RECORDS FOR PROCESSING:
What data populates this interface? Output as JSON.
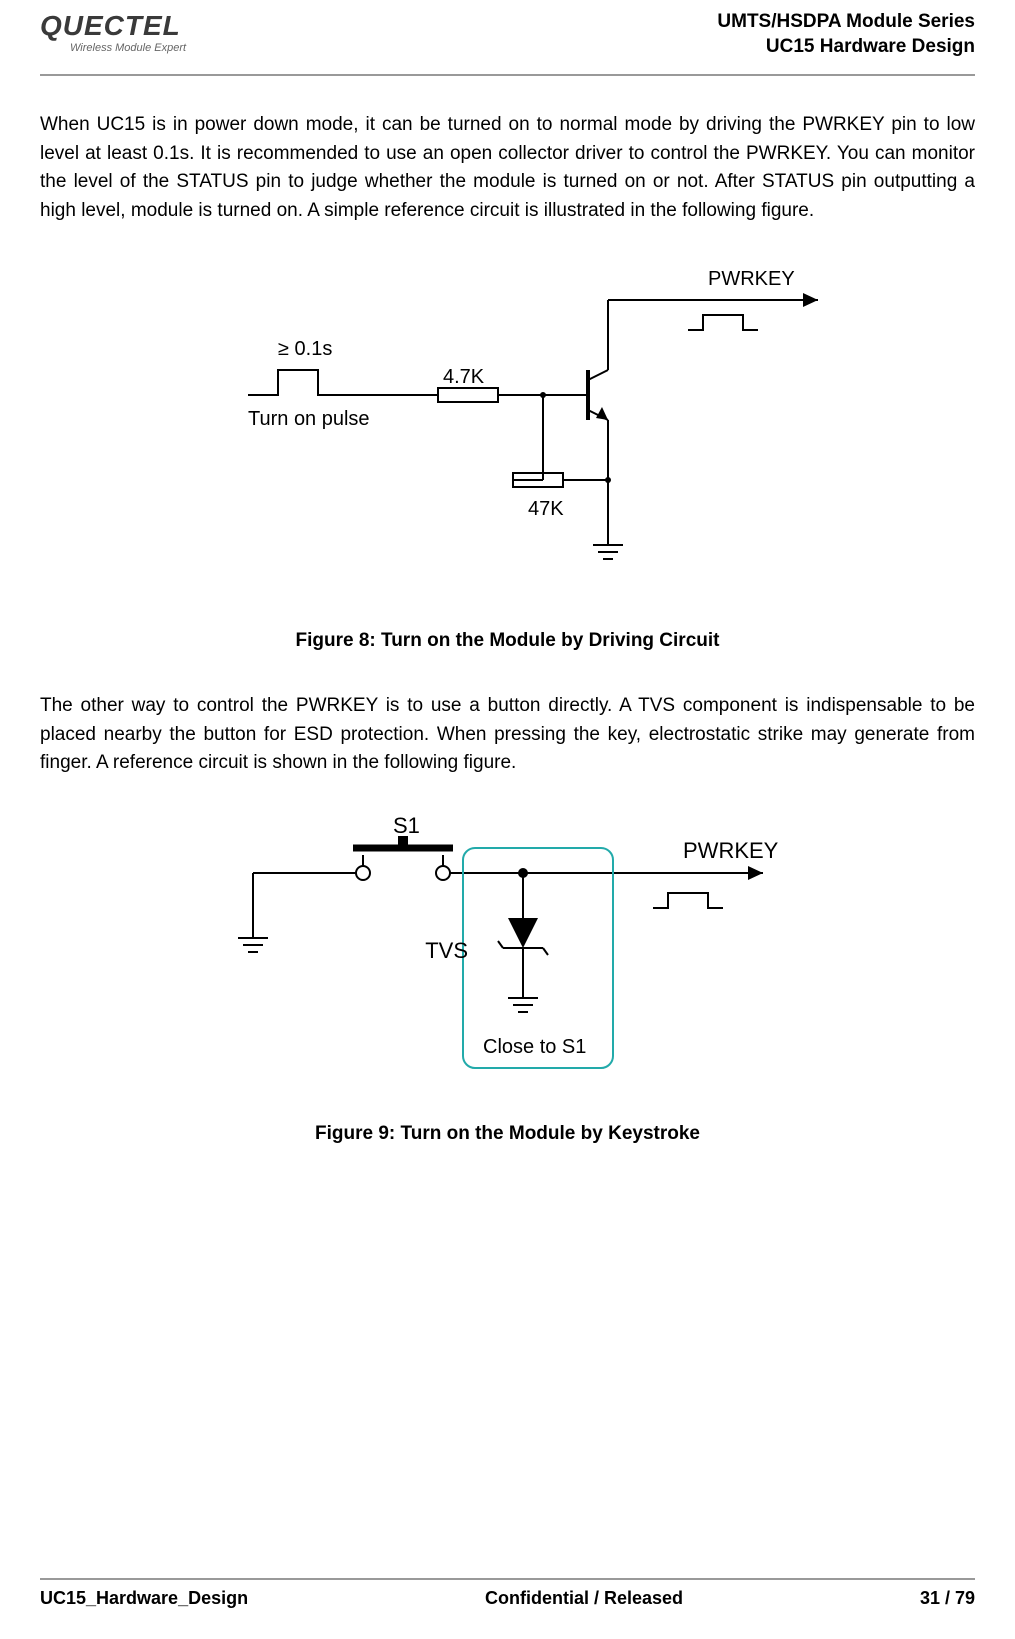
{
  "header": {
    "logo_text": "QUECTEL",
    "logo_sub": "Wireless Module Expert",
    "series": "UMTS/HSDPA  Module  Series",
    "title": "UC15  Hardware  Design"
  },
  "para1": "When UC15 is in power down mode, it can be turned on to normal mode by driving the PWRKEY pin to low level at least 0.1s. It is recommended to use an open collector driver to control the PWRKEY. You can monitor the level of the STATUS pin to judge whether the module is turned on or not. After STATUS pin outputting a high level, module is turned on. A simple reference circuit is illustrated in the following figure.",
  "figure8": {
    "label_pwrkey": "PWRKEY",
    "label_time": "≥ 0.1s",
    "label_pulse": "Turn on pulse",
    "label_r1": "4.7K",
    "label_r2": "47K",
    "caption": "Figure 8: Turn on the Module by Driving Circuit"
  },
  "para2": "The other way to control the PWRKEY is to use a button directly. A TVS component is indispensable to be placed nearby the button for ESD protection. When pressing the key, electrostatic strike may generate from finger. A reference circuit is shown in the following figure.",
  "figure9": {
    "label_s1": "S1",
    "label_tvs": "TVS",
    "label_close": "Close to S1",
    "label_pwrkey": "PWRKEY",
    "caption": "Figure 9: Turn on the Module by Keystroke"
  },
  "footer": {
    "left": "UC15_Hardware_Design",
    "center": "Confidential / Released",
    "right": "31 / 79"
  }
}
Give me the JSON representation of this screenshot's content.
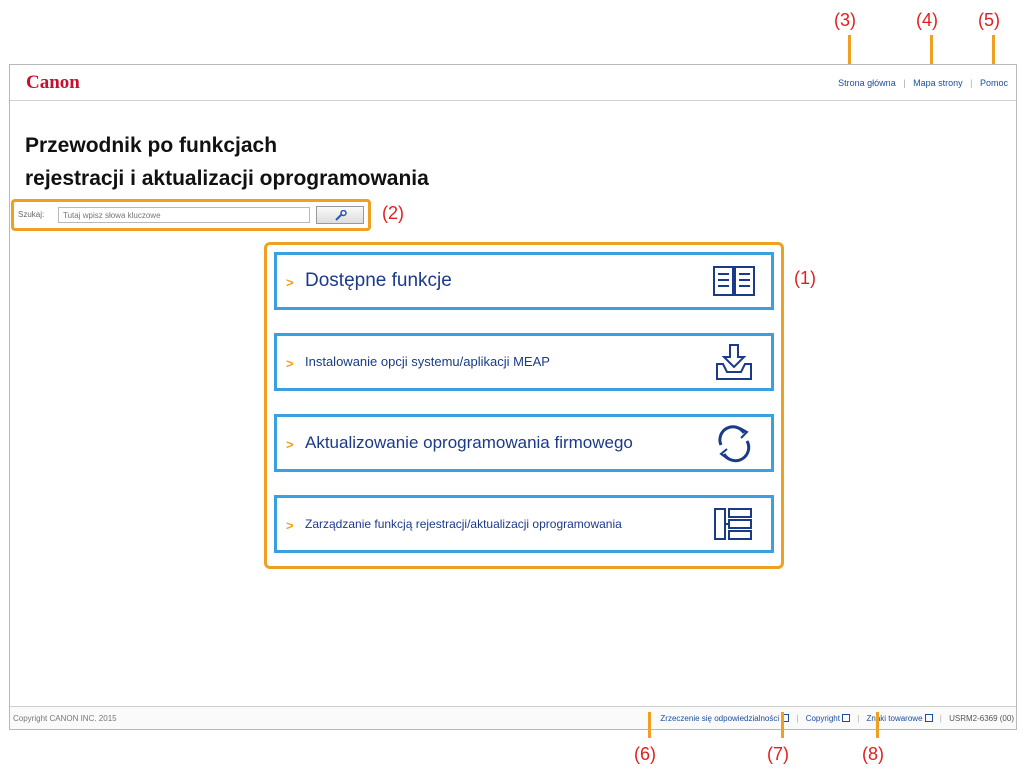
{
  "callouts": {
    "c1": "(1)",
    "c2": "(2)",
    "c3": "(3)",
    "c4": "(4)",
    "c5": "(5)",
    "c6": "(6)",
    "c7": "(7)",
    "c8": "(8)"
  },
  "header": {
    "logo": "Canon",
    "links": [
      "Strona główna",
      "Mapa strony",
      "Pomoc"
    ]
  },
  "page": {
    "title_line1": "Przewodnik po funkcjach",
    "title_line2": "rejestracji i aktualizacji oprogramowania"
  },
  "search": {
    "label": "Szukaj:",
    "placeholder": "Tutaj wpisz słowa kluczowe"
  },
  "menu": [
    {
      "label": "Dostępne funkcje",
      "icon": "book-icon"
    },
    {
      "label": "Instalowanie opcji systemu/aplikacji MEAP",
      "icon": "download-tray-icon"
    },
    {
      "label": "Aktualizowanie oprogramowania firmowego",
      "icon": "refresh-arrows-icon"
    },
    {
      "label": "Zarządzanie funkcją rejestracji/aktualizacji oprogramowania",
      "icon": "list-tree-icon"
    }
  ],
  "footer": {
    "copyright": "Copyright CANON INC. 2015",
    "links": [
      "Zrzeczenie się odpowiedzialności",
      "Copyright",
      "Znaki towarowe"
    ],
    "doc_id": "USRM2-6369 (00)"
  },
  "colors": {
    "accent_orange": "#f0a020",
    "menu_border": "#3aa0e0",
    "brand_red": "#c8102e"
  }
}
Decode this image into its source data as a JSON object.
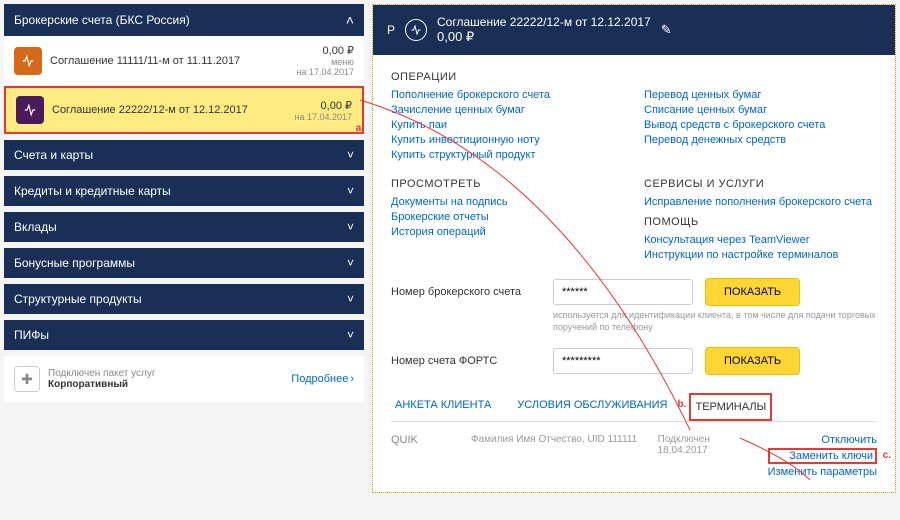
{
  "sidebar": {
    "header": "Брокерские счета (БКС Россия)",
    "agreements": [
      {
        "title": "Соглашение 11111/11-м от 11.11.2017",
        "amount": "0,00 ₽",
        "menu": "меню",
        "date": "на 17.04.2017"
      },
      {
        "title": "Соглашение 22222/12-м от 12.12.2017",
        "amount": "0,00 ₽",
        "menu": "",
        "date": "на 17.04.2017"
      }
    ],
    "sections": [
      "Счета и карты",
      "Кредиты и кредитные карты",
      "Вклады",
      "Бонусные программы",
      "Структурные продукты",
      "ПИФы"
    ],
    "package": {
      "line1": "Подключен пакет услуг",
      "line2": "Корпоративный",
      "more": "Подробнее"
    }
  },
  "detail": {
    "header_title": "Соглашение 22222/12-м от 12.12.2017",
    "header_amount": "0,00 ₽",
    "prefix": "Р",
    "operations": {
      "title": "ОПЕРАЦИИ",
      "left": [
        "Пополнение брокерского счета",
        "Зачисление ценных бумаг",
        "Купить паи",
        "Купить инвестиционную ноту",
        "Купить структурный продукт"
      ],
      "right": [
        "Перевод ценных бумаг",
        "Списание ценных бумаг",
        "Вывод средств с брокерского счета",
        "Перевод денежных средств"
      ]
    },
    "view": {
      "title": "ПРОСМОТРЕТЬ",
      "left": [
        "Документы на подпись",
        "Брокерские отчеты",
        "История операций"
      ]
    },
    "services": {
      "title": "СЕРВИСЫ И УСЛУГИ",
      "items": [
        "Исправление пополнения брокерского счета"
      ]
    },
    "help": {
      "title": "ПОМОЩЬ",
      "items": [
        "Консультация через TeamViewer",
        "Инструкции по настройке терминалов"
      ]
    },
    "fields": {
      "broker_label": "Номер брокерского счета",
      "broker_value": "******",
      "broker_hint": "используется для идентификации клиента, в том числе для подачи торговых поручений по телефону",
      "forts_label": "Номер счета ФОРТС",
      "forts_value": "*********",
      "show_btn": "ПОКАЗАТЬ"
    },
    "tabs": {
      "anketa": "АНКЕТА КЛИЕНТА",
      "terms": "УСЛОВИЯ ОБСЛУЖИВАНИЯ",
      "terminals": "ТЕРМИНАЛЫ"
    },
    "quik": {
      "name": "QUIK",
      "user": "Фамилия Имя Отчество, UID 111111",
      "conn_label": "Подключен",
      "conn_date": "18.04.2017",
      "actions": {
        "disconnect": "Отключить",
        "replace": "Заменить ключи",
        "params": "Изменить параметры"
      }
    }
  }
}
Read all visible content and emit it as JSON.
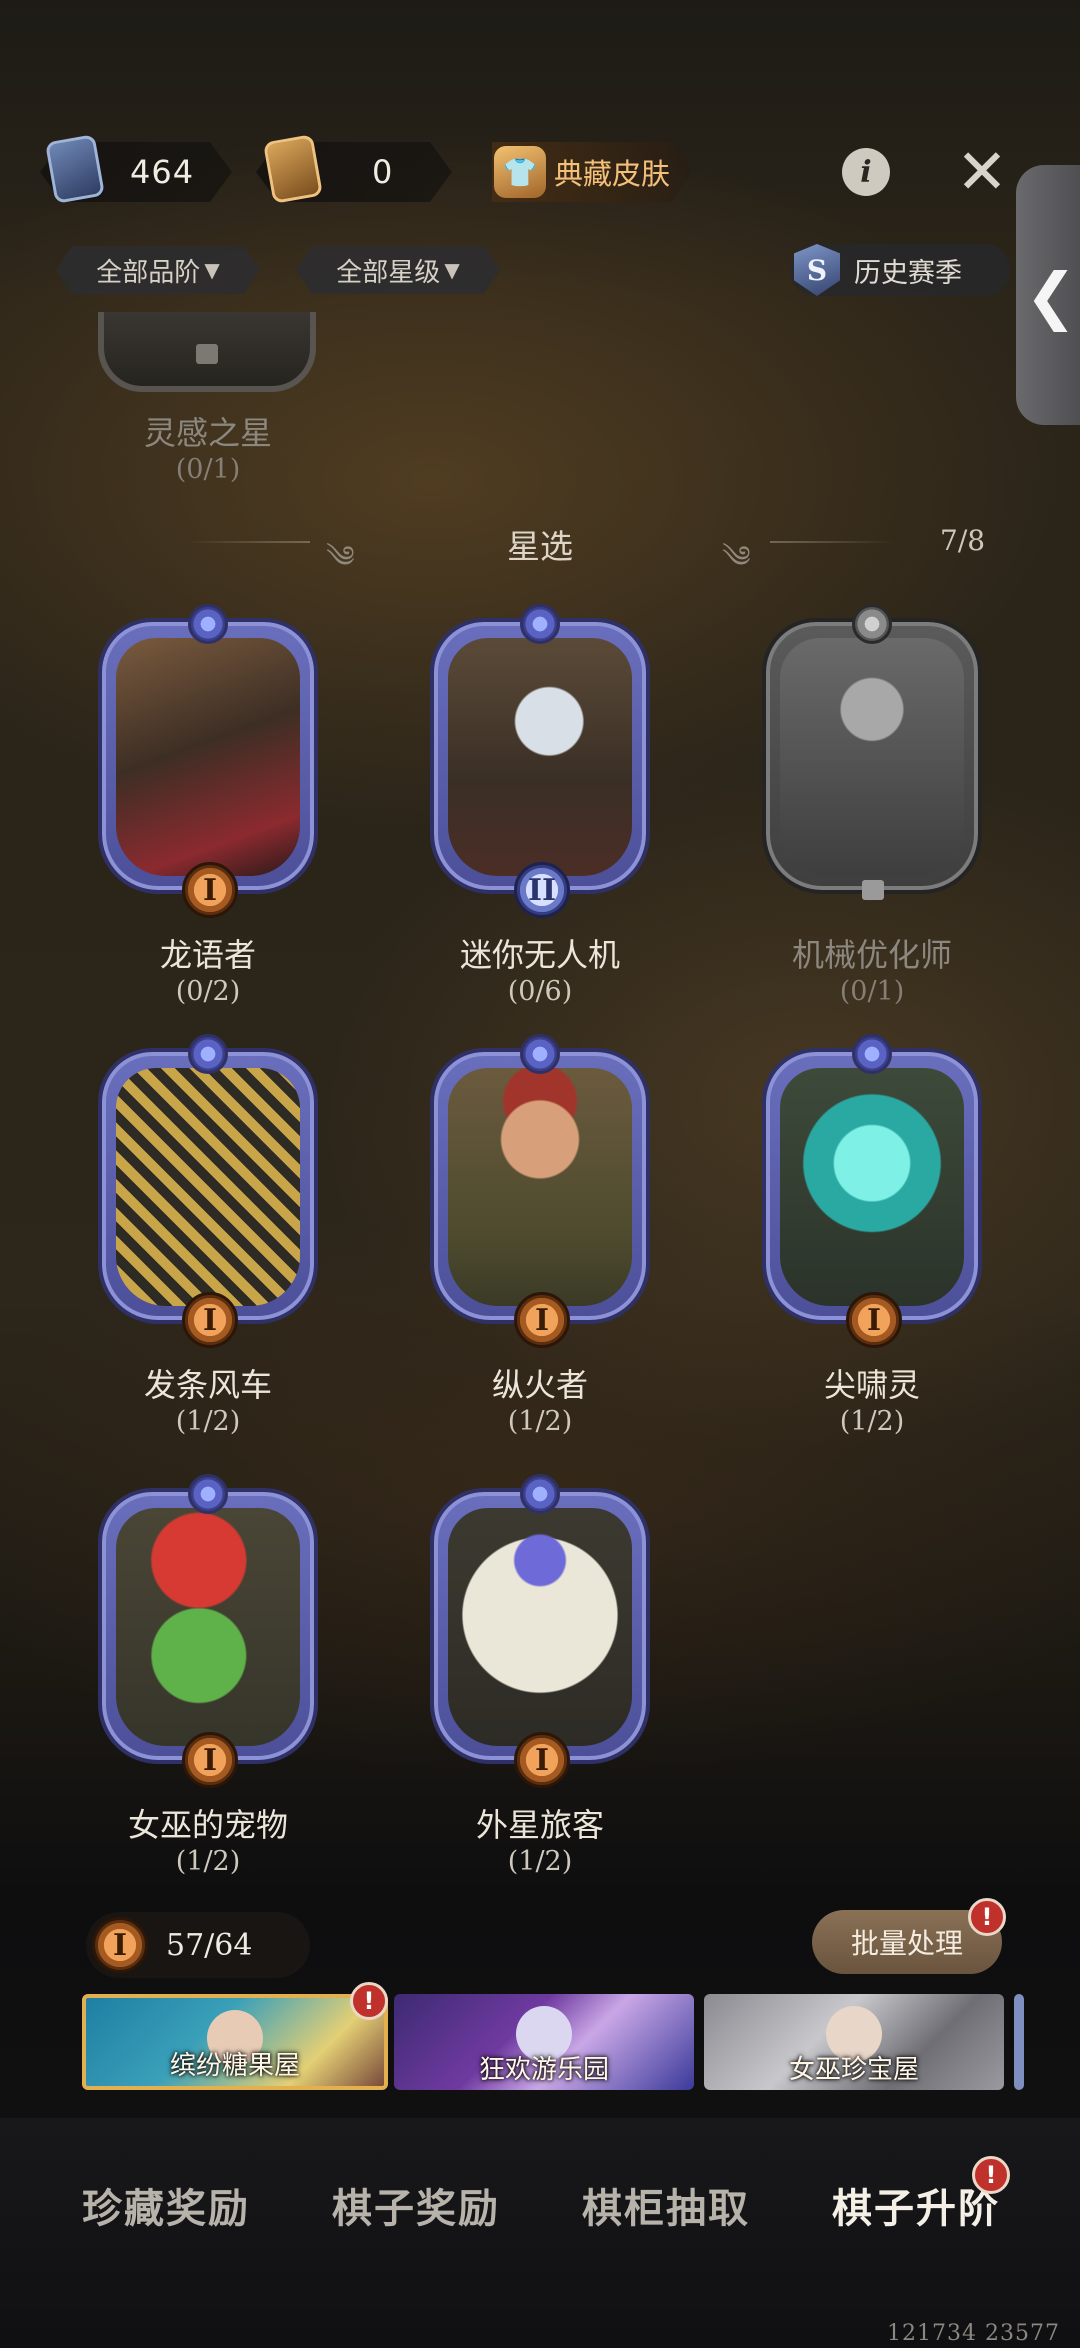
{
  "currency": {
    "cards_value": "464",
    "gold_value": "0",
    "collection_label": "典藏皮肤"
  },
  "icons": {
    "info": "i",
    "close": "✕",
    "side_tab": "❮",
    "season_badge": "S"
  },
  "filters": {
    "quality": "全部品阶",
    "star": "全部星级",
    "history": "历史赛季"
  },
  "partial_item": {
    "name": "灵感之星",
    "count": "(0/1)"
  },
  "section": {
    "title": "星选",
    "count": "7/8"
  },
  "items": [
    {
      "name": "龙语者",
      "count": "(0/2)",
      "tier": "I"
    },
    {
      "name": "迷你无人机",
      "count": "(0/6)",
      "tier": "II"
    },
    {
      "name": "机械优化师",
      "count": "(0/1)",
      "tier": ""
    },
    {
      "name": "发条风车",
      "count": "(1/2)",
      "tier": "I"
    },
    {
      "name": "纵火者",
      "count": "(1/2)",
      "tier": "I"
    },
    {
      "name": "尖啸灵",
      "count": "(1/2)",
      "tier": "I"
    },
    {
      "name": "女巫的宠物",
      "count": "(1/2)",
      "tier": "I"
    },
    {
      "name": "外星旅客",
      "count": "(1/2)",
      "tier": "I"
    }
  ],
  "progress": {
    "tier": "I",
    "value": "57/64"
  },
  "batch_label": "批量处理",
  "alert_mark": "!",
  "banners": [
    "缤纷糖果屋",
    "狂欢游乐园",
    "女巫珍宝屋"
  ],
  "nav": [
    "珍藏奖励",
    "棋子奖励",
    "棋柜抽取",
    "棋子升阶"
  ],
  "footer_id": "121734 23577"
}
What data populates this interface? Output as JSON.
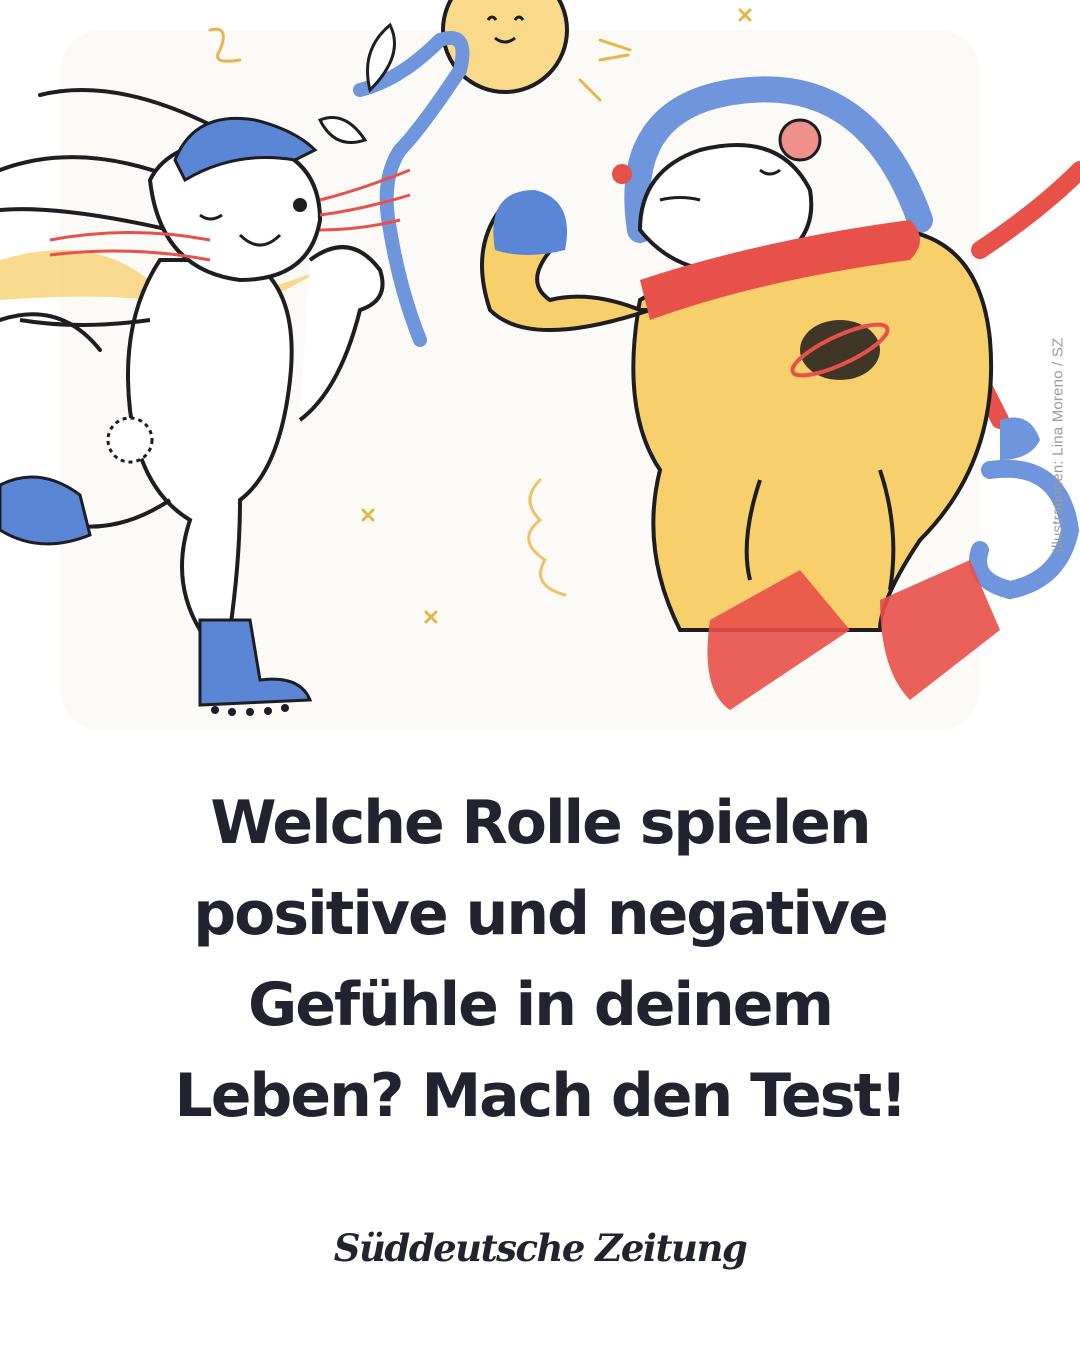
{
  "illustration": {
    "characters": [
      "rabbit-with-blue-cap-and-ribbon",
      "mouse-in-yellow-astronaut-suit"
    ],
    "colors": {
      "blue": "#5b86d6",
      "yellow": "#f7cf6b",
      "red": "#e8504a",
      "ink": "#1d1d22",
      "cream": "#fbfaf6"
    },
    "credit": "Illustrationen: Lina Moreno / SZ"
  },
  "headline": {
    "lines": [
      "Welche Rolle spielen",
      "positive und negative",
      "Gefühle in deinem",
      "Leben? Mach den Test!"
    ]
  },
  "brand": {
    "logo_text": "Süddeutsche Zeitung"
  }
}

WHAT IS EXPECTED:
Copy all lines from the listing that contain "content".

ANSWER TO THIS TASK:
Give me the JSON representation of this screenshot's content.
Read all visible content and emit it as JSON.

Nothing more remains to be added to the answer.